→ Aufgabe 1:
Beantworte bitte drei Fragen zum Konzertbericht über Pristine:
(a) An welchem Datum und an welchem Ort fand das Konzert statt?
(b) Aus welchem Land stammt die Band Pristine?
(c) Wie viele Zuschauer waren laut Bericht anwesend?
→ Aufgabe 2: Erkläre anhand des Konzertberichts über Pristine, weshalb der Verfasser zuerst im grossen Saal oben nachsah.
→ Aufgabe 3: Liefere die Fortsetzung des Konzertberichts über Pristine und The Legendary, anschliessend an den letzten Satz.

Livereview: Pristine - The Legendary

19. September 2017, Aarau – KiFF (Foyer)
By Rockslave
Am Vorabend des letzten (?) Schweizer Konzertes der Rolling Stones im Zürcher Letzigrund-Stadion standen in Aarau im Foyer des KiFF die norwegischen Retro-Rocker Pristine um die charismatische Power-Frontfrau Heidi Solheim auf dem Programm. Im Gegensatz zum Altherren-Club mit ihren überteuerten Ticketpreisen, war das Interesse der Fans am heutigen Ereignis zum Fremdschämen tief! Gerade mal etwas über zwanzig Nasen (!) sahen selbst im kleinen Foyer wie ein schlechter Witz aus, aber was will man machen? Ich selber, da zuvor noch gar nie (!!) an einem Club-Konzert im KiFF zugegen, dachte zuerst, dass es im grossen Saal oben wohl schon nicht gerade eng werden würde, aber die verschlossene Türe zeigte unmissverständlich an, dass heute Abend bedeutend kleinere Brötchen gebacken werden. Wieder unten angekommen, offenbarte sich mir dann die eben geschilderte Situation, doch an einem gewöhnlichen Dienstagabend lag halt nicht mehr drin. Trotzdem bot sich dem anwesenden Völklein die einmalige Chance, einen wenigstens musikalisch intensiven Auftritt von Pristine erleben zu können. The Legendary als Support kamen hingegen ziemlich lau rüber.

→ Extrahiertes Material:
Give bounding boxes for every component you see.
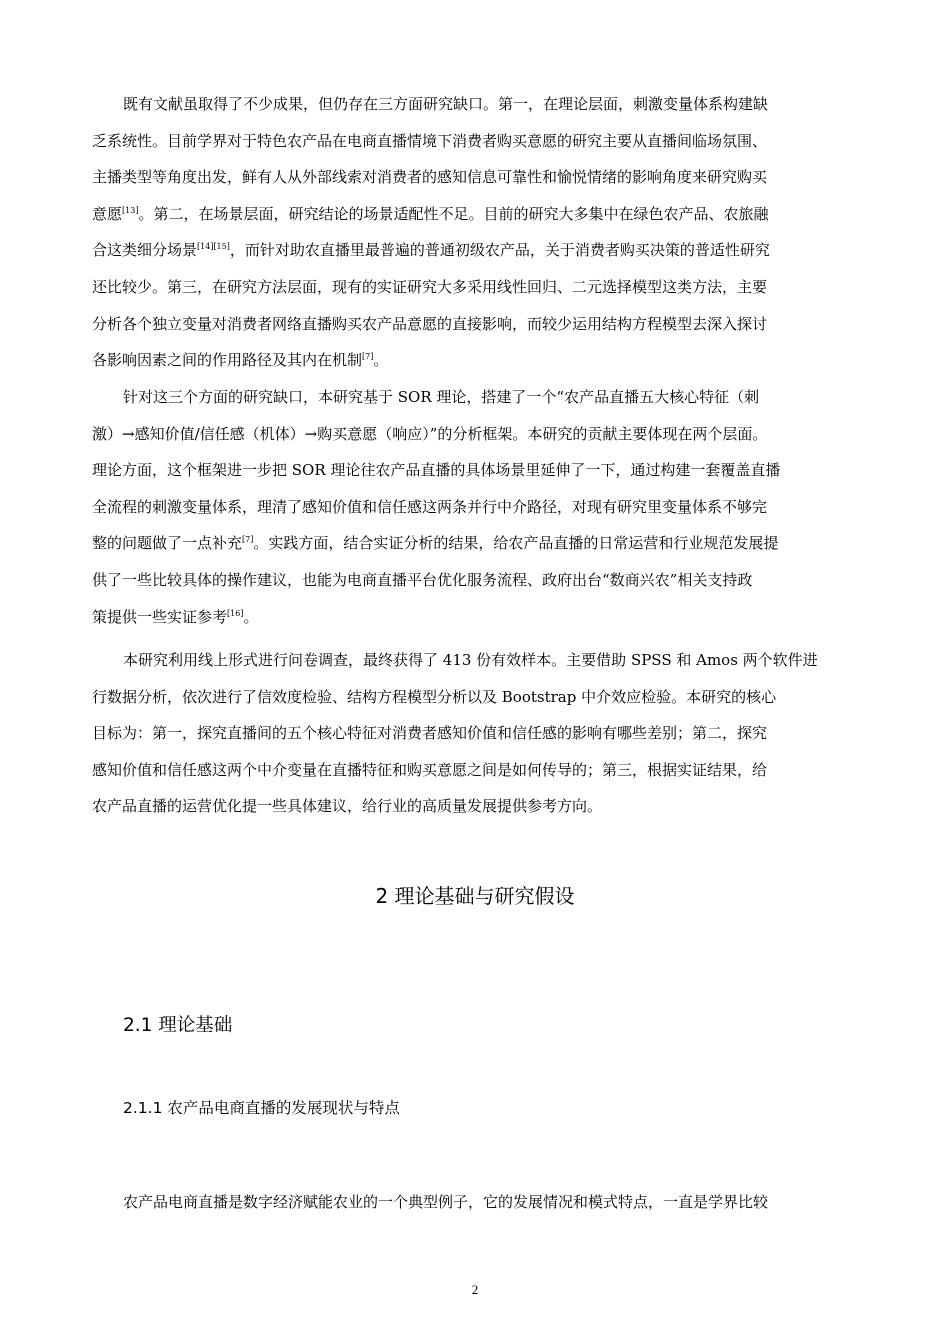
text-line: [92, 679, 858, 716]
line-text: 乏系统性。目前学界对于特色农产品在电商直播情境下消费者购买意愿的研究主要从直播间临场氛围、: [92, 131, 768, 150]
text-line: [92, 269, 858, 306]
text-line: [92, 196, 858, 233]
text-line: [92, 123, 858, 160]
line-text: 供了一些比较具体的操作建议，也能为电商直播平台优化服务流程、政府出台“数商兴农”相关支持政: [92, 570, 753, 589]
text-line: [92, 416, 858, 453]
line-text: 。: [243, 607, 259, 626]
text-line: [92, 525, 858, 562]
text-line: [92, 562, 858, 599]
text-line: [92, 599, 858, 636]
text-line: [92, 642, 858, 679]
text-line: [92, 452, 858, 489]
line-text: 行数据分析，依次进行了信效度检验、结构方程模型分析以及 Bootstrap 中介效应检验。本研究的核心: [92, 687, 777, 706]
text-line: [92, 489, 858, 526]
subsection-heading: 2.1.1 农产品电商直播的发展现状与特点: [123, 1099, 400, 1117]
line-text: 目标为：第一，探究直播间的五个核心特征对消费者感知价值和信任感的影响有哪些差别；第二，探究: [92, 724, 768, 743]
line-text: 农产品电商直播是数字经济赋能农业的一个典型例子，它的发展情况和模式特点，一直是学界比较: [123, 1193, 769, 1211]
chapter-heading: 2 理论基础与研究假设: [375, 884, 575, 908]
citation-ref[interactable]: [16]: [227, 608, 244, 618]
line-text: 意愿: [92, 204, 123, 223]
paragraph-research-gaps: [92, 86, 858, 379]
line-text: 本研究利用线上形式进行问卷调查，最终获得了 413 份有效样本。主要借助 SPSS 和 Amos 两个软件进: [123, 651, 818, 669]
citation-ref[interactable]: [14][15]: [197, 242, 230, 252]
line-text: 针对这三个方面的研究缺口，本研究基于 SOR 理论，搭建了一个“农产品直播五大核心特征（刺: [123, 388, 760, 406]
text-line: [92, 159, 858, 196]
text-line: [92, 1184, 858, 1221]
line-text: 全流程的刺激变量体系，理清了感知价值和信任感这两条并行中介路径，对现有研究里变量体系不够完: [92, 497, 768, 516]
line-text: 既有文献虽取得了不少成果，但仍存在三方面研究缺口。第一，在理论层面，刺激变量体系构建缺: [123, 95, 769, 113]
line-text: 合这类细分场景: [92, 241, 198, 260]
text-line: [92, 306, 858, 343]
line-text: 。实践方面，结合实证分析的结果，给农产品直播的日常运营和行业规范发展提: [253, 534, 779, 553]
paragraph-ag-livestream: [92, 1184, 858, 1221]
text-line: [92, 86, 858, 123]
line-text: 理论方面，这个框架进一步把 SOR 理论往农产品直播的具体场景里延伸了一下，通过构建一套覆盖直播: [92, 461, 781, 480]
text-line: [92, 379, 858, 416]
line-text: 分析各个独立变量对消费者网络直播购买农产品意愿的直接影响，而较少运用结构方程模型去深入探讨: [92, 314, 768, 333]
line-text: 策提供一些实证参考: [92, 607, 228, 626]
page-number: 2: [471, 1282, 479, 1297]
citation-ref[interactable]: [7]: [362, 352, 374, 362]
text-line: [92, 342, 858, 379]
text-line: [92, 752, 858, 789]
paragraph-methodology: [92, 642, 858, 825]
citation-ref[interactable]: [7]: [242, 535, 254, 545]
line-text: 。第二，在场景层面，研究结论的场景适配性不足。目前的研究大多集中在绿色农产品、农旅融: [138, 204, 769, 223]
line-text: 感知价值和信任感这两个中介变量在直播特征和购买意愿之间是如何传导的；第三，根据实证结果，给: [92, 760, 768, 779]
line-text: 主播类型等角度出发，鲜有人从外部线索对消费者的感知信息可靠性和愉悦情绪的影响角度来研究购买: [92, 168, 768, 187]
line-text: 。: [373, 351, 389, 370]
line-text: ，而针对助农直播里最普遍的普通初级农产品，关于消费者购买决策的普适性研究: [229, 241, 770, 260]
text-line: [92, 232, 858, 269]
line-text: 各影响因素之间的作用路径及其内在机制: [92, 351, 363, 370]
section-heading: 2.1 理论基础: [123, 1015, 233, 1036]
line-text: 农产品直播的运营优化提一些具体建议，给行业的高质量发展提供参考方向。: [92, 797, 603, 816]
text-line: [92, 715, 858, 752]
line-text: 整的问题做了一点补充: [92, 534, 243, 553]
citation-ref[interactable]: [13]: [122, 205, 139, 215]
line-text: 激）→感知价值/信任感（机体）→购买意愿（响应）”的分析框架。本研究的贡献主要体现在两个层面。: [92, 424, 768, 443]
text-line: [92, 788, 858, 825]
paragraph-framework: [92, 379, 858, 635]
line-text: 还比较少。第三，在研究方法层面，现有的实证研究大多采用线性回归、二元选择模型这类方法，主要: [92, 277, 768, 296]
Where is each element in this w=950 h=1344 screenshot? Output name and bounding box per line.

→ Ergebnis 1:
(a) Am 19. September 2017 in Aarau, im Foyer des KiFF.
(b) Aus Norwegen.
(c) Gerade mal etwas über zwanzig.

→ Ergebnis 2: Der Verfasser war zuvor noch nie an einem Club-Konzert im KiFF gewesen und nahm deshalb an, dass das Konzert im grossen Saal oben stattfinden würde. Erst die verschlossene Türe zeigte ihm, dass an diesem Abend im kleineren Rahmen gespielt wurde.

→ Ergebnis 3:
The Legendary

Ich muss zugeben, dass ich von der 2014 gegründeten Supportband aus München vorher noch nie was gehört hatte. Im Zentrum der optisch völlig uneinheitlichen Band steht Gitarrist und Leadsänger Torsten Rock, welch kreativer Nachname! Der wesentliche Punkt oder besser das Augenmerk der Gruppen-Darstellung liegt ebenso beim Frontmann, der mit seinem goldenen Glitzeranzug und Cowbow-Hut wie eine fleischgewordene Disco-Kugel aussah. Dazu kam noch seine stattliche Grösse, die kaum auf der Bühne Platz fand. Nach eigenen Angaben zelebrieren The Legendary den guten alten Rock’n’Roll mit Vibes von gutem altem Hardrock und Classic Stoner Rock. Letzteres würde ja auf eine energetische Performance hinweisen, doch dem war beileibe nicht so. Das bayrische Quartett kam trotz dem sichtlich bemühten Glitzer-Torsten reichlich altbacken bis mitunter ziemlich blutleer rüber. Die Eigenkompositionen zündeten überhaupt nicht und liefen auf Dauer völlig uninspiriert ins Leere. Die technischen Fähigkeiten waren soweit ganz in Ordnung, aber hier fehlte einiges an Biss und Attitüde. Da sich zu Beginn nur etwa gegen 15 Leute (!!) im Raum verloren, verhallte der erste Auftritt des Abends vollends im Niemandsland. Obwohl keinerlei Covers gespielt wurden, hätte eine schmissige Version irgendeines Rock-Klassikers vielleicht noch ein klein bisschen was reissen können. Mitleid empfand ich jedoch nicht, denn dafür agierte die Band als Ganzes viel zu schwach und rechtfertigte ihren Namen in keinster Weise! Das war kaum mehr als halbwegs gepflegte Langeweile!

Setliste: «Rocket Ship» - «Half A Devil» - «The Path» - «Sazerac Woman» - «The Dirt» - «Let's Get A Little High» - «Tomorrow» - «Kissin' Kate» - «Shot In The Dark» - «Hardrock Hotel» - «Gallows Tree» - «If I Was A Girl».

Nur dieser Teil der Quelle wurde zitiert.